[Exercise]:
Go through the listing and return every line with "Peak" in it.

[Entries shown]:
|---|

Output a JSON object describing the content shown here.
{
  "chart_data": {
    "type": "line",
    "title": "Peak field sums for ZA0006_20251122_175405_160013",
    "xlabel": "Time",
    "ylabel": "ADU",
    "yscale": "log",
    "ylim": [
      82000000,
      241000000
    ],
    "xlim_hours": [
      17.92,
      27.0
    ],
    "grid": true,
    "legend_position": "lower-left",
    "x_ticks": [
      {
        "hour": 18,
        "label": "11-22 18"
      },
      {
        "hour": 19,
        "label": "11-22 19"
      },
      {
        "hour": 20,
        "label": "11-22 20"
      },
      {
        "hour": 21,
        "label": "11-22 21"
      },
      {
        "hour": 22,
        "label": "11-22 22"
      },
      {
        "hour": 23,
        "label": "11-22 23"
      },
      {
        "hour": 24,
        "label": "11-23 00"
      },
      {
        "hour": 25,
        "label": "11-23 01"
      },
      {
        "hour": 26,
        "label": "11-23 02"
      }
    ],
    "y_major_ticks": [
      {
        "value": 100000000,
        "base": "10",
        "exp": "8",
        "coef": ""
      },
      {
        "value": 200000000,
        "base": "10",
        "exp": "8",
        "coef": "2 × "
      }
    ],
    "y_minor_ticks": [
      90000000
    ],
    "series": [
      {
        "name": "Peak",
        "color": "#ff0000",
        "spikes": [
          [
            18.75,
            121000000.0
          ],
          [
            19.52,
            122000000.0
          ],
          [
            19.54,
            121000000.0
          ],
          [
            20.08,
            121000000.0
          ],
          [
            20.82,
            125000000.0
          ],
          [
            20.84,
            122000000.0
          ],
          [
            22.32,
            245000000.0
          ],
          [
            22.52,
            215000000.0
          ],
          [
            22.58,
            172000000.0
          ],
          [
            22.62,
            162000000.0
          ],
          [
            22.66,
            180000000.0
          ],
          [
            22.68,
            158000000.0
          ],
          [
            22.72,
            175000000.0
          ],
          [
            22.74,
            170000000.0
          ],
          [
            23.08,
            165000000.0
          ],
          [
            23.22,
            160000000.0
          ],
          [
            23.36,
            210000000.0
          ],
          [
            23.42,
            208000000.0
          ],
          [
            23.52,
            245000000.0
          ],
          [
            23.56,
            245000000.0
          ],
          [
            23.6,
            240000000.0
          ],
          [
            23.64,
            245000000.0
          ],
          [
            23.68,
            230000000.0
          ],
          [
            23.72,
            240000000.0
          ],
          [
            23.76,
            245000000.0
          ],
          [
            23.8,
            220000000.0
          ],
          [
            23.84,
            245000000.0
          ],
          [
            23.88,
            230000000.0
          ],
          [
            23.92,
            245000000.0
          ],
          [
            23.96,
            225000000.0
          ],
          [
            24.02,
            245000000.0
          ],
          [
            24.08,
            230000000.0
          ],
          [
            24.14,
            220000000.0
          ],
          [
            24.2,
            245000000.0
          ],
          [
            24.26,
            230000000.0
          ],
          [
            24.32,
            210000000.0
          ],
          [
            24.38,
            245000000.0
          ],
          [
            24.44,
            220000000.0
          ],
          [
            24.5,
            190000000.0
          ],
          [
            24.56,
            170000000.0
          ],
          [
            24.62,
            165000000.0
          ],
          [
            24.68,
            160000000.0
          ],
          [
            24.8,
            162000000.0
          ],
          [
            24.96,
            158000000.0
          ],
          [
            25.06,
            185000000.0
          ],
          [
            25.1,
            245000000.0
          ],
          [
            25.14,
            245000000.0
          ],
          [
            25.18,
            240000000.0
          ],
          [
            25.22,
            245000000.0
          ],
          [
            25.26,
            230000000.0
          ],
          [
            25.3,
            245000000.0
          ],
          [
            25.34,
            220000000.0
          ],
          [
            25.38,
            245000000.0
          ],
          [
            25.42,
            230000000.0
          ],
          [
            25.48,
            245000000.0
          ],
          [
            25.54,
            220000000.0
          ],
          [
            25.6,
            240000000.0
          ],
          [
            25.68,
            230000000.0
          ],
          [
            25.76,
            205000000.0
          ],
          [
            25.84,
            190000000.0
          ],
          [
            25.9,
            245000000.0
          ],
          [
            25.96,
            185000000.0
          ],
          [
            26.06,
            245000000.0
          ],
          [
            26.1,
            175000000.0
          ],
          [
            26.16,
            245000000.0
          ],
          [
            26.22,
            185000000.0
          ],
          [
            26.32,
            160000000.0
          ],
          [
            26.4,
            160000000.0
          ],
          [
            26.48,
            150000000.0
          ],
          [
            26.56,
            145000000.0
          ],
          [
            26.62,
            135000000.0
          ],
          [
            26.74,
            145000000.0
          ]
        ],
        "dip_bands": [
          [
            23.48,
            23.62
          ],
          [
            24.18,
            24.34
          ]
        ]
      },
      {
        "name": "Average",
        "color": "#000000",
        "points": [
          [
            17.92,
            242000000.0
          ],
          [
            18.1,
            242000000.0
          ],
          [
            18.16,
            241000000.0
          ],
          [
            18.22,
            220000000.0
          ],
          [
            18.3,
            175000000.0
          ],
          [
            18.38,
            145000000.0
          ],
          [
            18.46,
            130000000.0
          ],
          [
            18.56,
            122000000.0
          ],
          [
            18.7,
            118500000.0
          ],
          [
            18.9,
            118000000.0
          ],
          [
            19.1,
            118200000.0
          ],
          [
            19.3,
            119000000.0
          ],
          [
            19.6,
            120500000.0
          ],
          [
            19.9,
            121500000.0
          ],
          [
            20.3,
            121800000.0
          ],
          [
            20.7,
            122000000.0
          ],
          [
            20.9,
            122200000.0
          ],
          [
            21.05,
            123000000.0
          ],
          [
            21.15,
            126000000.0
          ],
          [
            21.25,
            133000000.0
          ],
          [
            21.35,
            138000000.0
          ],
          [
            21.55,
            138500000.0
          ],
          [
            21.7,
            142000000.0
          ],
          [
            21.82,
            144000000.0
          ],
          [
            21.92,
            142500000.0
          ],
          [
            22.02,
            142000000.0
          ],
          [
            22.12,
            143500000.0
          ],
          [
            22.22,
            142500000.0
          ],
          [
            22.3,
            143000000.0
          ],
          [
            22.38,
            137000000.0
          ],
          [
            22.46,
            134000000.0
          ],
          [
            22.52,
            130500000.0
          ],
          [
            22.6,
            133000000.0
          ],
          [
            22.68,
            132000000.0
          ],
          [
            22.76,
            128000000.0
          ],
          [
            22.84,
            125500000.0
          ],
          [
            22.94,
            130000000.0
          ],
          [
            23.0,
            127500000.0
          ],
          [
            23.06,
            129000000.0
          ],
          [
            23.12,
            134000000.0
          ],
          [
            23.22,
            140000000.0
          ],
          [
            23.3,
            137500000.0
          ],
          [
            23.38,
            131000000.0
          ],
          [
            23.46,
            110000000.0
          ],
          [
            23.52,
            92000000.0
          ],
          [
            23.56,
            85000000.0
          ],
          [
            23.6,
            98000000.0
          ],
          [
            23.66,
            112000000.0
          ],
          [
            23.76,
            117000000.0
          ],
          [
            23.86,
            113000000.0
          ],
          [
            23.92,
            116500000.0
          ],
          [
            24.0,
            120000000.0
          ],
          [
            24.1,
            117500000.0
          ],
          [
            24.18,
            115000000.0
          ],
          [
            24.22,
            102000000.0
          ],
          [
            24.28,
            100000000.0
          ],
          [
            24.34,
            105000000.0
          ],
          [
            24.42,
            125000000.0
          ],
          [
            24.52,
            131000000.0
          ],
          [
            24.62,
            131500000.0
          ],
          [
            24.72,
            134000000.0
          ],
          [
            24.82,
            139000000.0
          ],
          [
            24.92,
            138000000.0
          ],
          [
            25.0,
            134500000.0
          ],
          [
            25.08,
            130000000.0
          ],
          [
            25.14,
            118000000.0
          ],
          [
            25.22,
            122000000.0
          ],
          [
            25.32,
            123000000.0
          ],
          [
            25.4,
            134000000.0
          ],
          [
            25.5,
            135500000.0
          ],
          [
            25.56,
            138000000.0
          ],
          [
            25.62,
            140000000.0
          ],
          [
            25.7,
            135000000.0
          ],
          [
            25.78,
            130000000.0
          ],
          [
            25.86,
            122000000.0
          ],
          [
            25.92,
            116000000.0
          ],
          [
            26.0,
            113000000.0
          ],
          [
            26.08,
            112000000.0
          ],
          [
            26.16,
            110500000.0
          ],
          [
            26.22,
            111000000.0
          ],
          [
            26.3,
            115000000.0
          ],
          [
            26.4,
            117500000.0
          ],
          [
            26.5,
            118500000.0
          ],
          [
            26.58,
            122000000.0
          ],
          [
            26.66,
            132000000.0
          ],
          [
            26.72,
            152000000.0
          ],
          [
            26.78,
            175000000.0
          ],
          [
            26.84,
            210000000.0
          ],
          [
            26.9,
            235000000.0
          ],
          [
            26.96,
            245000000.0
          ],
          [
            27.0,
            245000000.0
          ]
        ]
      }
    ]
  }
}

|---|

[Result of the task]:
    "title": "Peak field sums for ZA0006_20251122_175405_160013",
        "name": "Peak",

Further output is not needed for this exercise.